*Directions for this task:* Your task is to copy every line of the records below that contains "screenshot".

-- Begin --

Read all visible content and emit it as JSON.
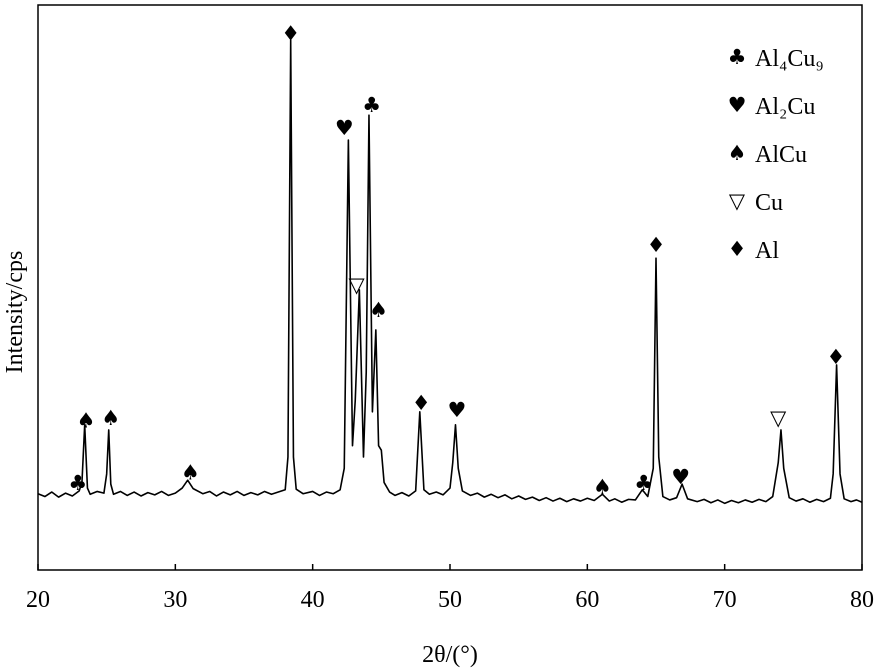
{
  "chart_data": {
    "type": "line",
    "x_label": "2θ/(°)",
    "y_label": "Intensity/cps",
    "xlim": [
      20,
      80
    ],
    "xticks": [
      20,
      30,
      40,
      50,
      60,
      70,
      80
    ],
    "ylim": [
      0,
      100
    ],
    "color": "#000000",
    "x": [
      20,
      20.5,
      21,
      21.5,
      22,
      22.5,
      23,
      23.2,
      23.4,
      23.6,
      23.8,
      24.3,
      24.8,
      25.0,
      25.15,
      25.3,
      25.5,
      26,
      26.5,
      27,
      27.5,
      28,
      28.5,
      29,
      29.5,
      30,
      30.5,
      30.9,
      31.3,
      32,
      32.5,
      33,
      33.5,
      34,
      34.5,
      35,
      35.5,
      36,
      36.5,
      37,
      37.5,
      38,
      38.2,
      38.4,
      38.6,
      38.8,
      39.3,
      40,
      40.5,
      41,
      41.5,
      42,
      42.3,
      42.6,
      42.9,
      43.1,
      43.4,
      43.7,
      43.9,
      44.1,
      44.35,
      44.6,
      44.8,
      45.0,
      45.2,
      45.6,
      46,
      46.5,
      47,
      47.5,
      47.8,
      48.1,
      48.5,
      49,
      49.5,
      50,
      50.2,
      50.4,
      50.6,
      50.9,
      51.5,
      52,
      52.5,
      53,
      53.5,
      54,
      54.5,
      55,
      55.5,
      56,
      56.5,
      57,
      57.5,
      58,
      58.5,
      59,
      59.5,
      60,
      60.5,
      61.1,
      61.6,
      62,
      62.5,
      63,
      63.5,
      64.0,
      64.4,
      64.8,
      65.0,
      65.2,
      65.5,
      66,
      66.5,
      66.9,
      67.3,
      68,
      68.5,
      69,
      69.5,
      70,
      70.5,
      71,
      71.5,
      72,
      72.5,
      73,
      73.5,
      73.9,
      74.1,
      74.3,
      74.7,
      75.2,
      75.7,
      76.2,
      76.7,
      77.2,
      77.7,
      77.9,
      78.15,
      78.4,
      78.7,
      79.2,
      79.6,
      80
    ],
    "values": [
      13.5,
      13.0,
      13.8,
      12.9,
      13.6,
      13.1,
      14.0,
      15.5,
      25.7,
      14.5,
      13.4,
      13.9,
      13.6,
      17,
      24.8,
      15.2,
      13.4,
      13.9,
      13.2,
      13.8,
      13.1,
      13.7,
      13.3,
      13.9,
      13.2,
      13.6,
      14.5,
      15.9,
      14.4,
      13.5,
      13.9,
      13.1,
      13.8,
      13.3,
      13.9,
      13.2,
      13.7,
      13.3,
      13.9,
      13.4,
      13.8,
      14.2,
      20,
      93.8,
      20,
      14.3,
      13.5,
      13.9,
      13.2,
      13.8,
      13.5,
      14.2,
      18,
      76.1,
      22,
      30,
      49.6,
      20,
      35,
      80.5,
      28,
      42.5,
      22,
      21.2,
      15.5,
      13.8,
      13.2,
      13.7,
      13.1,
      14,
      28,
      14.2,
      13.4,
      13.8,
      13.3,
      14.5,
      19,
      25.7,
      18,
      14,
      13.2,
      13.6,
      12.9,
      13.4,
      12.8,
      13.3,
      12.6,
      13.1,
      12.5,
      12.9,
      12.3,
      12.8,
      12.2,
      12.7,
      12.1,
      12.6,
      12.2,
      12.7,
      12.3,
      13.4,
      12.2,
      12.6,
      12.0,
      12.5,
      12.4,
      14.2,
      13.0,
      18,
      55.2,
      20,
      13,
      12.4,
      12.8,
      15.2,
      12.6,
      12.1,
      12.5,
      11.9,
      12.4,
      11.8,
      12.3,
      11.9,
      12.4,
      12.0,
      12.5,
      12.1,
      13.0,
      19,
      24.8,
      18,
      12.8,
      12.2,
      12.6,
      12.0,
      12.5,
      12.1,
      12.7,
      17,
      36.3,
      17,
      12.6,
      12.1,
      12.4,
      12.0
    ],
    "phases": [
      {
        "name": "Al₄Cu₉",
        "symbol": "♣",
        "peaks_x": [
          22.9,
          44.3,
          64.1
        ],
        "peaks_y": [
          15.4,
          82.3,
          15.4
        ]
      },
      {
        "name": "Al₂Cu",
        "symbol": "♥",
        "peaks_x": [
          42.3,
          50.5,
          66.8
        ],
        "peaks_y": [
          78.2,
          28.3,
          16.5
        ]
      },
      {
        "name": "AlCu",
        "symbol": "♠",
        "peaks_x": [
          23.5,
          25.3,
          31.1,
          44.8,
          61.1
        ],
        "peaks_y": [
          26.5,
          26.9,
          17.3,
          46.0,
          14.7
        ]
      },
      {
        "name": "Cu",
        "symbol": "▽",
        "peaks_x": [
          43.2,
          73.9
        ],
        "peaks_y": [
          50.4,
          26.9
        ]
      },
      {
        "name": "Al",
        "symbol": "♦",
        "peaks_x": [
          38.4,
          47.9,
          65.0,
          78.1
        ],
        "peaks_y": [
          95.0,
          29.6,
          57.5,
          37.7
        ]
      }
    ]
  }
}
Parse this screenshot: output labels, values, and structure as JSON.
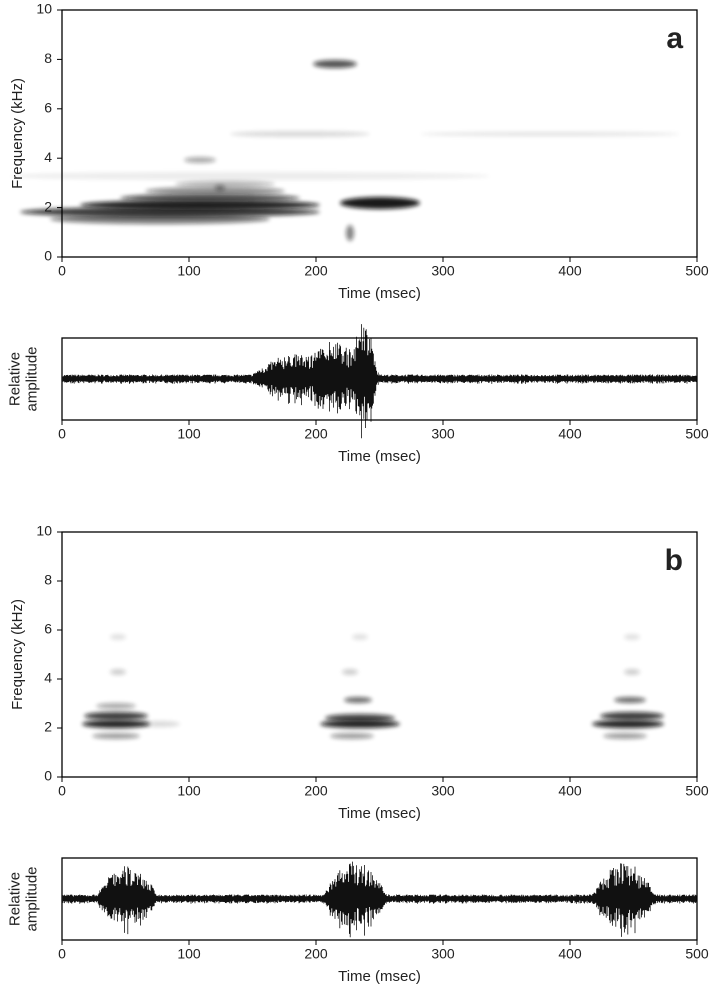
{
  "chart_data": [
    {
      "type": "spectrogram",
      "panel_label": "a",
      "xlabel": "Time (msec)",
      "ylabel": "Frequency (kHz)",
      "xlim": [
        0,
        500
      ],
      "xticks": [
        0,
        100,
        200,
        300,
        400,
        500
      ],
      "ylim": [
        0,
        10
      ],
      "yticks": [
        0,
        2,
        4,
        6,
        8,
        10
      ]
    },
    {
      "type": "waveform",
      "xlabel": "Time (msec)",
      "ylabel": [
        "Relative",
        "amplitude"
      ],
      "xlim": [
        0,
        500
      ],
      "xticks": [
        0,
        100,
        200,
        300,
        400,
        500
      ]
    },
    {
      "type": "spectrogram",
      "panel_label": "b",
      "xlabel": "Time (msec)",
      "ylabel": "Frequency (kHz)",
      "xlim": [
        0,
        500
      ],
      "xticks": [
        0,
        100,
        200,
        300,
        400,
        500
      ],
      "ylim": [
        0,
        10
      ],
      "yticks": [
        0,
        2,
        4,
        6,
        8,
        10
      ]
    },
    {
      "type": "waveform",
      "xlabel": "Time (msec)",
      "ylabel": [
        "Relative",
        "amplitude"
      ],
      "xlim": [
        0,
        500
      ],
      "xticks": [
        0,
        100,
        200,
        300,
        400,
        500
      ]
    }
  ]
}
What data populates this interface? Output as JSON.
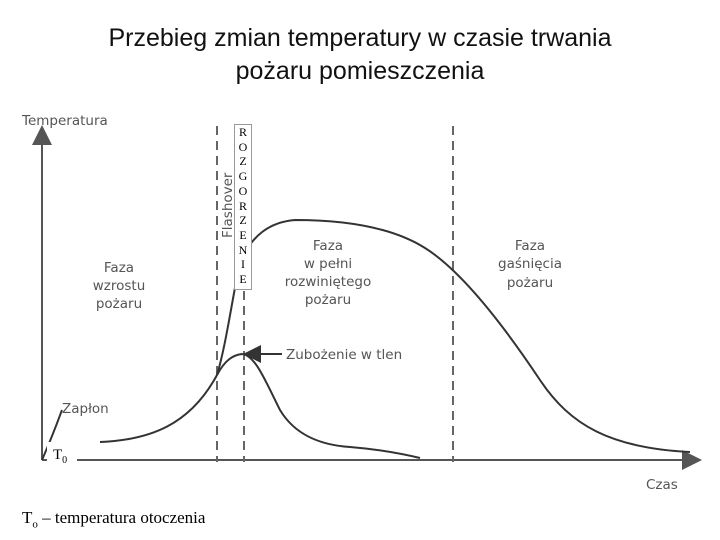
{
  "title": {
    "line1": "Przebieg zmian temperatury w czasie trwania",
    "line2": "pożaru pomieszczenia"
  },
  "axes": {
    "y_label": "Temperatura",
    "x_label": "Czas"
  },
  "labels": {
    "flashover": "Flashover",
    "growth_phase": [
      "Faza",
      "wzrostu",
      "pożaru"
    ],
    "developed_phase": [
      "Faza",
      "w pełni",
      "rozwiniętego",
      "pożaru"
    ],
    "decay_phase": [
      "Faza",
      "gaśnięcia",
      "pożaru"
    ],
    "oxygen_depletion": "Zubożenie w tlen",
    "ignition": "Zapłon"
  },
  "overlays": {
    "rozgorzenie": [
      "R",
      "O",
      "Z",
      "G",
      "O",
      "R",
      "Z",
      "E",
      "N",
      "I",
      "E"
    ],
    "t0": "T",
    "t0_sub": "0",
    "ambient_note": "T",
    "ambient_note_sub": "o",
    "ambient_note_text": " – temperatura otoczenia"
  },
  "colors": {
    "curve": "#333333",
    "axis": "#555555",
    "dashed": "#666666"
  }
}
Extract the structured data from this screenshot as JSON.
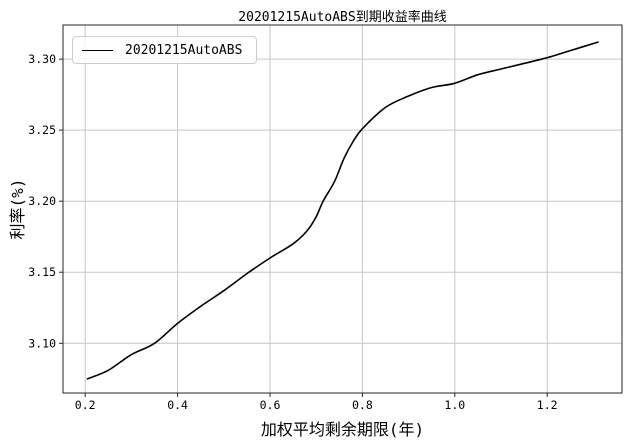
{
  "chart_data": {
    "type": "line",
    "title": "20201215AutoABS到期收益率曲线",
    "xlabel": "加权平均剩余期限(年)",
    "ylabel": "利率(%)",
    "grid": true,
    "legend": {
      "position": "upper-left",
      "entries": [
        {
          "label": "20201215AutoABS",
          "line_color": "#000000"
        }
      ]
    },
    "axes": {
      "xlim": [
        0.152,
        1.362
      ],
      "ylim": [
        3.065,
        3.324
      ],
      "xticks": [
        0.2,
        0.4,
        0.6,
        0.8,
        1.0,
        1.2
      ],
      "xtick_labels": [
        "0.2",
        "0.4",
        "0.6",
        "0.8",
        "1.0",
        "1.2"
      ],
      "yticks": [
        3.1,
        3.15,
        3.2,
        3.25,
        3.3
      ],
      "ytick_labels": [
        "3.10",
        "3.15",
        "3.20",
        "3.25",
        "3.30"
      ]
    },
    "series": [
      {
        "name": "20201215AutoABS",
        "color": "#000000",
        "x": [
          0.205,
          0.25,
          0.3,
          0.35,
          0.4,
          0.45,
          0.5,
          0.55,
          0.6,
          0.65,
          0.68,
          0.7,
          0.715,
          0.74,
          0.76,
          0.78,
          0.8,
          0.85,
          0.9,
          0.95,
          1.0,
          1.05,
          1.1,
          1.15,
          1.2,
          1.25,
          1.31
        ],
        "y": [
          3.075,
          3.081,
          3.092,
          3.1,
          3.114,
          3.126,
          3.137,
          3.149,
          3.16,
          3.17,
          3.179,
          3.189,
          3.2,
          3.214,
          3.23,
          3.242,
          3.251,
          3.266,
          3.274,
          3.28,
          3.283,
          3.289,
          3.293,
          3.297,
          3.301,
          3.306,
          3.312
        ]
      }
    ],
    "colors": {
      "grid": "#c6c6c6",
      "spine": "#262626",
      "line": "#000000",
      "text": "#000000",
      "background": "#ffffff"
    }
  }
}
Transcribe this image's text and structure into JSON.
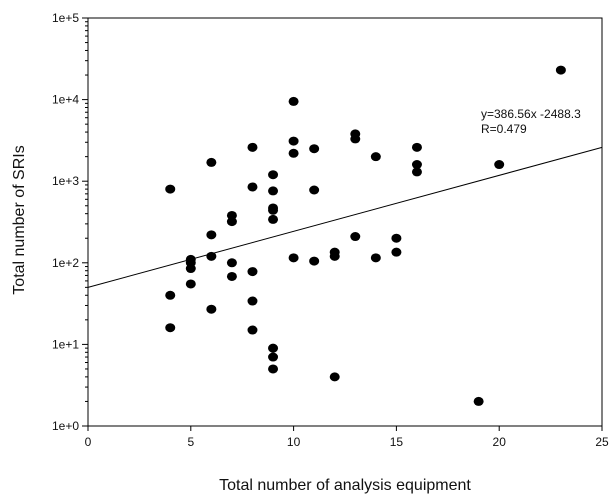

-- End --

*Finished answer:*
Parse this screenshot: output labels, values, and structure as JSON.
Extract the structured data from this screenshot as JSON.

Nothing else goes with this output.